Dataset extract:
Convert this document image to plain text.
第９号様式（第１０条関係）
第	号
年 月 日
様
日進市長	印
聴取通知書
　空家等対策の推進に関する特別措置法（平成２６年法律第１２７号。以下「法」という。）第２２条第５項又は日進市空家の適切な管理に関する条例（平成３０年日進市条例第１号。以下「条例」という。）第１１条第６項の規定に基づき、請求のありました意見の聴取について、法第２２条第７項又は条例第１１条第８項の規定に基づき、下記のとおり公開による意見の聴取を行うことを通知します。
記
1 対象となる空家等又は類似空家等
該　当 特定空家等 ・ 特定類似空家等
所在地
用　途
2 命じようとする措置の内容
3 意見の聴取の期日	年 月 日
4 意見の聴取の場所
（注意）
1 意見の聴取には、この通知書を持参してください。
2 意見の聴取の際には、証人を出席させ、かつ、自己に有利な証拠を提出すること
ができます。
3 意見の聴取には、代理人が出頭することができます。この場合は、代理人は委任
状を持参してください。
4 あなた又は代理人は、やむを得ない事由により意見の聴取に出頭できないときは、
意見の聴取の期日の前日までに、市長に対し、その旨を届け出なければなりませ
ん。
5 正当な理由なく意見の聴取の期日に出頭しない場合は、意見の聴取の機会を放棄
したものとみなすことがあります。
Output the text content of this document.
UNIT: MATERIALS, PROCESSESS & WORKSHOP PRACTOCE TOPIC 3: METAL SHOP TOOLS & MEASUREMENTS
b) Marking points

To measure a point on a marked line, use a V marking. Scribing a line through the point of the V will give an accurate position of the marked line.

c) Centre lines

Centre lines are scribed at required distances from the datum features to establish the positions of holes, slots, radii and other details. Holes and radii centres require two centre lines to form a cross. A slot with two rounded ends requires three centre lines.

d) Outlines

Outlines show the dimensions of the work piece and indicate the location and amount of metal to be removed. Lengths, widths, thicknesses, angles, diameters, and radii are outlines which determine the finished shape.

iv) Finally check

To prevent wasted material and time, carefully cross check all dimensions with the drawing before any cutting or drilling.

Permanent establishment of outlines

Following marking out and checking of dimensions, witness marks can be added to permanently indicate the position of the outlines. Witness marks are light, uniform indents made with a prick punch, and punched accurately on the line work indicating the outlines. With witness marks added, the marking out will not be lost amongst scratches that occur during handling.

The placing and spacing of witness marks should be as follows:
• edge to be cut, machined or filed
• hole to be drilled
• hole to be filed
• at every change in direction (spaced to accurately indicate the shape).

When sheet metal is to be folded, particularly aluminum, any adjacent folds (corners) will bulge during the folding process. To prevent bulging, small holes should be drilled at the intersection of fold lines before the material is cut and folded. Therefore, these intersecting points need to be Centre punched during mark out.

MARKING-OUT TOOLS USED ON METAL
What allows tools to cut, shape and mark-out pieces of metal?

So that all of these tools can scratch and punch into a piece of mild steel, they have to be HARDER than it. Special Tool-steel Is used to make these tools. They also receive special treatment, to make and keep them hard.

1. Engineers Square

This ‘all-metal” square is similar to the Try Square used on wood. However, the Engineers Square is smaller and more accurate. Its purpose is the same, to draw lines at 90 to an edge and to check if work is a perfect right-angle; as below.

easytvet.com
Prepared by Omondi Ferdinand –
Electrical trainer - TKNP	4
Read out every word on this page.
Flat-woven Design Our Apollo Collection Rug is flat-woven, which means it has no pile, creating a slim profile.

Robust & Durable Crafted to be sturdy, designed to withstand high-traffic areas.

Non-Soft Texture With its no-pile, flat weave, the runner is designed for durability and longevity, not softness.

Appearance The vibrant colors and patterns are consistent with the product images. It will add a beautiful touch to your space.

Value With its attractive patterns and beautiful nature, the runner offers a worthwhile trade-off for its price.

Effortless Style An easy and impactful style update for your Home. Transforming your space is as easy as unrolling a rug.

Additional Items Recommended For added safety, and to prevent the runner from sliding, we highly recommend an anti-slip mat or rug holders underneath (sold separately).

Prompt:
Copy down the whole of the data above, matching it exactly.

Solution for this exercise:
Convert this document image to plain text.
第９号様式（第１０条関係）
第	号
年 月 日
様
日進市長	印
聴取通知書
　空家等対策の推進に関する特別措置法（平成２６年法律第１２７号。以下「法」という。）第２２条第５項又は日進市空家の適切な管理に関する条例（平成３０年日進市条例第１号。以下「条例」という。）第１１条第６項の規定に基づき、請求のありました意見の聴取について、法第２２条第７項又は条例第１１条第８項の規定に基づき、下記のとおり公開による意見の聴取を行うことを通知します。
記
1 対象となる空家等又は類似空家等
該　当 特定空家等 ・ 特定類似空家等
所在地
用　途
2 命じようとする措置の内容
3 意見の聴取の期日	年 月 日
4 意見の聴取の場所
（注意）
1 意見の聴取には、この通知書を持参してください。
2 意見の聴取の際には、証人を出席させ、かつ、自己に有利な証拠を提出すること
ができます。
3 意見の聴取には、代理人が出頭することができます。この場合は、代理人は委任
状を持参してください。
4 あなた又は代理人は、やむを得ない事由により意見の聴取に出頭できないときは、
意見の聴取の期日の前日までに、市長に対し、その旨を届け出なければなりませ
ん。
5 正当な理由なく意見の聴取の期日に出頭しない場合は、意見の聴取の機会を放棄
したものとみなすことがあります。
Output the text content of this document.
UNIT: MATERIALS, PROCESSESS & WORKSHOP PRACTOCE TOPIC 3: METAL SHOP TOOLS & MEASUREMENTS
b) Marking points

To measure a point on a marked line, use a V marking. Scribing a line through the point of the V will give an accurate position of the marked line.

c) Centre lines

Centre lines are scribed at required distances from the datum features to establish the positions of holes, slots, radii and other details. Holes and radii centres require two centre lines to form a cross. A slot with two rounded ends requires three centre lines.

d) Outlines

Outlines show the dimensions of the work piece and indicate the location and amount of metal to be removed. Lengths, widths, thicknesses, angles, diameters, and radii are outlines which determine the finished shape.

iv) Finally check

To prevent wasted material and time, carefully cross check all dimensions with the drawing before any cutting or drilling.

Permanent establishment of outlines

Following marking out and checking of dimensions, witness marks can be added to permanently indicate the position of the outlines. Witness marks are light, uniform indents made with a prick punch, and punched accurately on the line work indicating the outlines. With witness marks added, the marking out will not be lost amongst scratches that occur during handling.

The placing and spacing of witness marks should be as follows:
• edge to be cut, machined or filed
• hole to be drilled
• hole to be filed
• at every change in direction (spaced to accurately indicate the shape).

When sheet metal is to be folded, particularly aluminum, any adjacent folds (corners) will bulge during the folding process. To prevent bulging, small holes should be drilled at the intersection of fold lines before the material is cut and folded. Therefore, these intersecting points need to be Centre punched during mark out.

MARKING-OUT TOOLS USED ON METAL
What allows tools to cut, shape and mark-out pieces of metal?

So that all of these tools can scratch and punch into a piece of mild steel, they have to be HARDER than it. Special Tool-steel Is used to make these tools. They also receive special treatment, to make and keep them hard.

1. Engineers Square

This ‘all-metal” square is similar to the Try Square used on wood. However, the Engineers Square is smaller and more accurate. Its purpose is the same, to draw lines at 90 to an edge and to check if work is a perfect right-angle; as below.

easytvet.com
Prepared by Omondi Ferdinand –
Electrical trainer - TKNP	4
Read out every word on this page.
Flat-woven Design Our Apollo Collection Rug is flat-woven, which means it has no pile, creating a slim profile.

Robust & Durable Crafted to be sturdy, designed to withstand high-traffic areas.

Non-Soft Texture With its no-pile, flat weave, the runner is designed for durability and longevity, not softness.

Appearance The vibrant colors and patterns are consistent with the product images. It will add a beautiful touch to your space.

Value With its attractive patterns and beautiful nature, the runner offers a worthwhile trade-off for its price.

Effortless Style An easy and impactful style update for your Home. Transforming your space is as easy as unrolling a rug.

Additional Items Recommended For added safety, and to prevent the runner from sliding, we highly recommend an anti-slip mat or rug holders underneath (sold separately).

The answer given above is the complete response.